Your task ->
Set down, in full, every record in the block.

_____

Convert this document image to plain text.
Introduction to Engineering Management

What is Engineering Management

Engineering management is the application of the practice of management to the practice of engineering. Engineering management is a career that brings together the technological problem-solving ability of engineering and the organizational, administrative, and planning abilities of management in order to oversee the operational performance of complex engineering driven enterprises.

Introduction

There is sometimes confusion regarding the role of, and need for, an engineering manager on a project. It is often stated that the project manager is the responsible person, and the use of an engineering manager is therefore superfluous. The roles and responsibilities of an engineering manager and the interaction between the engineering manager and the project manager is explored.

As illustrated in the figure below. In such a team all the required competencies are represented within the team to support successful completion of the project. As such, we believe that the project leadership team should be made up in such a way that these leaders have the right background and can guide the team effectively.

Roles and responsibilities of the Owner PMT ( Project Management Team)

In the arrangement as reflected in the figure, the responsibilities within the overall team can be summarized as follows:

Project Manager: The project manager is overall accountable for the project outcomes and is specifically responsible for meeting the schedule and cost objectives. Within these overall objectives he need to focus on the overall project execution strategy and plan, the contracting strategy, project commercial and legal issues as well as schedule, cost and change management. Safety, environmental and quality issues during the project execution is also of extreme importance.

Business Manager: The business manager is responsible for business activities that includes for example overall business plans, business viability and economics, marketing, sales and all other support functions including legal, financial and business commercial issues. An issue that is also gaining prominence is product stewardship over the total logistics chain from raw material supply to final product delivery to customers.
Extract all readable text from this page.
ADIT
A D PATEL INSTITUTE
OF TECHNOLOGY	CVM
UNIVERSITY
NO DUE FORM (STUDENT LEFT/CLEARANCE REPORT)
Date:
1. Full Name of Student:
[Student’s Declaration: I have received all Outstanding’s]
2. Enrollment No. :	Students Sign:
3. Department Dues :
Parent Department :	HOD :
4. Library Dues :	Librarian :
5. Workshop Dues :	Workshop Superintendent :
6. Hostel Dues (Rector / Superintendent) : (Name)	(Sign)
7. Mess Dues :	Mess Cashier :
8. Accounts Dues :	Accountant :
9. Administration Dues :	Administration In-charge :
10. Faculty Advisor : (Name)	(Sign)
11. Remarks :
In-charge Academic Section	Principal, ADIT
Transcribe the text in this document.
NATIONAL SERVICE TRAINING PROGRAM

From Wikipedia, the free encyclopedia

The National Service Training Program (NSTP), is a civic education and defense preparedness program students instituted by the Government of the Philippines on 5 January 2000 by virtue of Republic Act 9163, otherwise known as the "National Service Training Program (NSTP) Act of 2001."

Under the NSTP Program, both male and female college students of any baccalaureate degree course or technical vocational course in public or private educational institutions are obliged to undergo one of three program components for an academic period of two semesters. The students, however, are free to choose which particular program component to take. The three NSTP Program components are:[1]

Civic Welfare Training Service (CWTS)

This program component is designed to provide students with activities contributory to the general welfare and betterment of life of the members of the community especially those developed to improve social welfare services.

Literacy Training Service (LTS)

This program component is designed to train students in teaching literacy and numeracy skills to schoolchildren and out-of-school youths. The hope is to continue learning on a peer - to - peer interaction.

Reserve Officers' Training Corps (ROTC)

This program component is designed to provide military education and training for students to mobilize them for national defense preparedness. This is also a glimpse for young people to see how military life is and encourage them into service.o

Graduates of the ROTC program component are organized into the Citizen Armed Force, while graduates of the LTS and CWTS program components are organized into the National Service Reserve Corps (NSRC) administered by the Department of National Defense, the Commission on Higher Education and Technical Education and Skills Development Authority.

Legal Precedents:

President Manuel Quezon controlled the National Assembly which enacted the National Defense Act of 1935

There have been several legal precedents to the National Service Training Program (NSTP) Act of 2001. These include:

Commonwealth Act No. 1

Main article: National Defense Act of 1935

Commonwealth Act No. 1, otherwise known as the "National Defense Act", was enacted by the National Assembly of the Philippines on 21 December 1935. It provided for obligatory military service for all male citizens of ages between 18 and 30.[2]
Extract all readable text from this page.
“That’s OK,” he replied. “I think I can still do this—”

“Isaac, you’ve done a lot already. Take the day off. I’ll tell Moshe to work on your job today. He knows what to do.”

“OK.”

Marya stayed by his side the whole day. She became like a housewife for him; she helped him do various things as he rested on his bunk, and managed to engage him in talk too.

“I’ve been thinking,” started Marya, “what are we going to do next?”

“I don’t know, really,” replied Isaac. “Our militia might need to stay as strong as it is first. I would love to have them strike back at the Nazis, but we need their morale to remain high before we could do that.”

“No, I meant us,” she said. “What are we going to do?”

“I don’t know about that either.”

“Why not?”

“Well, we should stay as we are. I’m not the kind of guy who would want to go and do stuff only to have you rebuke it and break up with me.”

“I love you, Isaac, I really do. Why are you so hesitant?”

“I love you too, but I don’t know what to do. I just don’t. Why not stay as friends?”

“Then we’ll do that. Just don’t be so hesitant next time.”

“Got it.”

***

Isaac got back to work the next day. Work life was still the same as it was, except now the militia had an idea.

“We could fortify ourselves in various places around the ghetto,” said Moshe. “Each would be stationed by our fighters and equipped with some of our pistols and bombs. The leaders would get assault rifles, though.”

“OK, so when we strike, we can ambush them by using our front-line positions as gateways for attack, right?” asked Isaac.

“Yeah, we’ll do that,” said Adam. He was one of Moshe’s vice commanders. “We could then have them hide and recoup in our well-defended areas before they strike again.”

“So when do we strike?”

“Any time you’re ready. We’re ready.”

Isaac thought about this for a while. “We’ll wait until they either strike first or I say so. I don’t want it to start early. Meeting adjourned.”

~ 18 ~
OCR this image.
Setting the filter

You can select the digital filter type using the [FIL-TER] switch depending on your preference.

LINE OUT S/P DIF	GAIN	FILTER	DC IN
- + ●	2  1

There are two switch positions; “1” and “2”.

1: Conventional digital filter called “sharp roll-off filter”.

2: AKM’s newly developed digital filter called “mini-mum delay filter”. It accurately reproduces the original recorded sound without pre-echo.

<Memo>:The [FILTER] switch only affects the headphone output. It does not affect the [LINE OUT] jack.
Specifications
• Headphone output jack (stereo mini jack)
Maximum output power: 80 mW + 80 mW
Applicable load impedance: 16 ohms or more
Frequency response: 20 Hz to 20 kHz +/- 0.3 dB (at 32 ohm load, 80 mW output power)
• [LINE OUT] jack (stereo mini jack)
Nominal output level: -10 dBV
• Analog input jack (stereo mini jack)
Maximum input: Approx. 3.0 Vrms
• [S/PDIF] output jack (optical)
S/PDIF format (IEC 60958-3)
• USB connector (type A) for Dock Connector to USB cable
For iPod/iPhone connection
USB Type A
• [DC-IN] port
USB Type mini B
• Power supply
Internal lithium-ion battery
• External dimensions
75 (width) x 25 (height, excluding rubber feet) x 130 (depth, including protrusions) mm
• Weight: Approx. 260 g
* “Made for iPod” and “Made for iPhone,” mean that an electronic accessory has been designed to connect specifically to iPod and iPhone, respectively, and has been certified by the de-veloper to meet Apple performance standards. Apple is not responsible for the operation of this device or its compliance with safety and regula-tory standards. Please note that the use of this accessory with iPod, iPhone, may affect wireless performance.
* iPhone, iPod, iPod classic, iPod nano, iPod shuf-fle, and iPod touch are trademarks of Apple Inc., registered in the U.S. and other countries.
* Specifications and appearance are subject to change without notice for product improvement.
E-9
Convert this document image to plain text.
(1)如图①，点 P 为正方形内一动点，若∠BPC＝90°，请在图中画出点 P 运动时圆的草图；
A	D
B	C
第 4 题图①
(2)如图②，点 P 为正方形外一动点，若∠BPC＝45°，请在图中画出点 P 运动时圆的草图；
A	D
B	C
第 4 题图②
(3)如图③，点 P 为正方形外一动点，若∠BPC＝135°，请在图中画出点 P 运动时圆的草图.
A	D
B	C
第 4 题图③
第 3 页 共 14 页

_____

Exercise answer ->
Convert this document image to plain text.
Introduction to Engineering Management

What is Engineering Management

Engineering management is the application of the practice of management to the practice of engineering. Engineering management is a career that brings together the technological problem-solving ability of engineering and the organizational, administrative, and planning abilities of management in order to oversee the operational performance of complex engineering driven enterprises.

Introduction

There is sometimes confusion regarding the role of, and need for, an engineering manager on a project. It is often stated that the project manager is the responsible person, and the use of an engineering manager is therefore superfluous. The roles and responsibilities of an engineering manager and the interaction between the engineering manager and the project manager is explored.

As illustrated in the figure below. In such a team all the required competencies are represented within the team to support successful completion of the project. As such, we believe that the project leadership team should be made up in such a way that these leaders have the right background and can guide the team effectively.

Roles and responsibilities of the Owner PMT ( Project Management Team)

In the arrangement as reflected in the figure, the responsibilities within the overall team can be summarized as follows:

Project Manager: The project manager is overall accountable for the project outcomes and is specifically responsible for meeting the schedule and cost objectives. Within these overall objectives he need to focus on the overall project execution strategy and plan, the contracting strategy, project commercial and legal issues as well as schedule, cost and change management. Safety, environmental and quality issues during the project execution is also of extreme importance.

Business Manager: The business manager is responsible for business activities that includes for example overall business plans, business viability and economics, marketing, sales and all other support functions including legal, financial and business commercial issues. An issue that is also gaining prominence is product stewardship over the total logistics chain from raw material supply to final product delivery to customers.
Extract all readable text from this page.
ADIT
A D PATEL INSTITUTE
OF TECHNOLOGY	CVM
UNIVERSITY
NO DUE FORM (STUDENT LEFT/CLEARANCE REPORT)
Date:
1. Full Name of Student:
[Student’s Declaration: I have received all Outstanding’s]
2. Enrollment No. :	Students Sign:
3. Department Dues :
Parent Department :	HOD :
4. Library Dues :	Librarian :
5. Workshop Dues :	Workshop Superintendent :
6. Hostel Dues (Rector / Superintendent) : (Name)	(Sign)
7. Mess Dues :	Mess Cashier :
8. Accounts Dues :	Accountant :
9. Administration Dues :	Administration In-charge :
10. Faculty Advisor : (Name)	(Sign)
11. Remarks :
In-charge Academic Section	Principal, ADIT
Transcribe the text in this document.
NATIONAL SERVICE TRAINING PROGRAM

From Wikipedia, the free encyclopedia

The National Service Training Program (NSTP), is a civic education and defense preparedness program students instituted by the Government of the Philippines on 5 January 2000 by virtue of Republic Act 9163, otherwise known as the "National Service Training Program (NSTP) Act of 2001."

Under the NSTP Program, both male and female college students of any baccalaureate degree course or technical vocational course in public or private educational institutions are obliged to undergo one of three program components for an academic period of two semesters. The students, however, are free to choose which particular program component to take. The three NSTP Program components are:[1]

Civic Welfare Training Service (CWTS)

This program component is designed to provide students with activities contributory to the general welfare and betterment of life of the members of the community especially those developed to improve social welfare services.

Literacy Training Service (LTS)

This program component is designed to train students in teaching literacy and numeracy skills to schoolchildren and out-of-school youths. The hope is to continue learning on a peer - to - peer interaction.

Reserve Officers' Training Corps (ROTC)

This program component is designed to provide military education and training for students to mobilize them for national defense preparedness. This is also a glimpse for young people to see how military life is and encourage them into service.o

Graduates of the ROTC program component are organized into the Citizen Armed Force, while graduates of the LTS and CWTS program components are organized into the National Service Reserve Corps (NSRC) administered by the Department of National Defense, the Commission on Higher Education and Technical Education and Skills Development Authority.

Legal Precedents:

President Manuel Quezon controlled the National Assembly which enacted the National Defense Act of 1935

There have been several legal precedents to the National Service Training Program (NSTP) Act of 2001. These include:

Commonwealth Act No. 1

Main article: National Defense Act of 1935

Commonwealth Act No. 1, otherwise known as the "National Defense Act", was enacted by the National Assembly of the Philippines on 21 December 1935. It provided for obligatory military service for all male citizens of ages between 18 and 30.[2]
Extract all readable text from this page.
“That’s OK,” he replied. “I think I can still do this—”

“Isaac, you’ve done a lot already. Take the day off. I’ll tell Moshe to work on your job today. He knows what to do.”

“OK.”

Marya stayed by his side the whole day. She became like a housewife for him; she helped him do various things as he rested on his bunk, and managed to engage him in talk too.

“I’ve been thinking,” started Marya, “what are we going to do next?”

“I don’t know, really,” replied Isaac. “Our militia might need to stay as strong as it is first. I would love to have them strike back at the Nazis, but we need their morale to remain high before we could do that.”

“No, I meant us,” she said. “What are we going to do?”

“I don’t know about that either.”

“Why not?”

“Well, we should stay as we are. I’m not the kind of guy who would want to go and do stuff only to have you rebuke it and break up with me.”

“I love you, Isaac, I really do. Why are you so hesitant?”

“I love you too, but I don’t know what to do. I just don’t. Why not stay as friends?”

“Then we’ll do that. Just don’t be so hesitant next time.”

“Got it.”

***

Isaac got back to work the next day. Work life was still the same as it was, except now the militia had an idea.

“We could fortify ourselves in various places around the ghetto,” said Moshe. “Each would be stationed by our fighters and equipped with some of our pistols and bombs. The leaders would get assault rifles, though.”

“OK, so when we strike, we can ambush them by using our front-line positions as gateways for attack, right?” asked Isaac.

“Yeah, we’ll do that,” said Adam. He was one of Moshe’s vice commanders. “We could then have them hide and recoup in our well-defended areas before they strike again.”

“So when do we strike?”

“Any time you’re ready. We’re ready.”

Isaac thought about this for a while. “We’ll wait until they either strike first or I say so. I don’t want it to start early. Meeting adjourned.”

~ 18 ~
OCR this image.
Setting the filter

You can select the digital filter type using the [FIL-TER] switch depending on your preference.

LINE OUT S/P DIF	GAIN	FILTER	DC IN
- + ●	2  1

There are two switch positions; “1” and “2”.

1: Conventional digital filter called “sharp roll-off filter”.

2: AKM’s newly developed digital filter called “mini-mum delay filter”. It accurately reproduces the original recorded sound without pre-echo.

<Memo>:The [FILTER] switch only affects the headphone output. It does not affect the [LINE OUT] jack.
Specifications
• Headphone output jack (stereo mini jack)
Maximum output power: 80 mW + 80 mW
Applicable load impedance: 16 ohms or more
Frequency response: 20 Hz to 20 kHz +/- 0.3 dB (at 32 ohm load, 80 mW output power)
• [LINE OUT] jack (stereo mini jack)
Nominal output level: -10 dBV
• Analog input jack (stereo mini jack)
Maximum input: Approx. 3.0 Vrms
• [S/PDIF] output jack (optical)
S/PDIF format (IEC 60958-3)
• USB connector (type A) for Dock Connector to USB cable
For iPod/iPhone connection
USB Type A
• [DC-IN] port
USB Type mini B
• Power supply
Internal lithium-ion battery
• External dimensions
75 (width) x 25 (height, excluding rubber feet) x 130 (depth, including protrusions) mm
• Weight: Approx. 260 g
* “Made for iPod” and “Made for iPhone,” mean that an electronic accessory has been designed to connect specifically to iPod and iPhone, respectively, and has been certified by the de-veloper to meet Apple performance standards. Apple is not responsible for the operation of this device or its compliance with safety and regula-tory standards. Please note that the use of this accessory with iPod, iPhone, may affect wireless performance.
* iPhone, iPod, iPod classic, iPod nano, iPod shuf-fle, and iPod touch are trademarks of Apple Inc., registered in the U.S. and other countries.
* Specifications and appearance are subject to change without notice for product improvement.
E-9
Convert this document image to plain text.
(1)如图①，点 P 为正方形内一动点，若∠BPC＝90°，请在图中画出点 P 运动时圆的草图；
A	D
B	C
第 4 题图①
(2)如图②，点 P 为正方形外一动点，若∠BPC＝45°，请在图中画出点 P 运动时圆的草图；
A	D
B	C
第 4 题图②
(3)如图③，点 P 为正方形外一动点，若∠BPC＝135°，请在图中画出点 P 运动时圆的草图.
A	D
B	C
第 4 题图③
第 3 页 共 14 页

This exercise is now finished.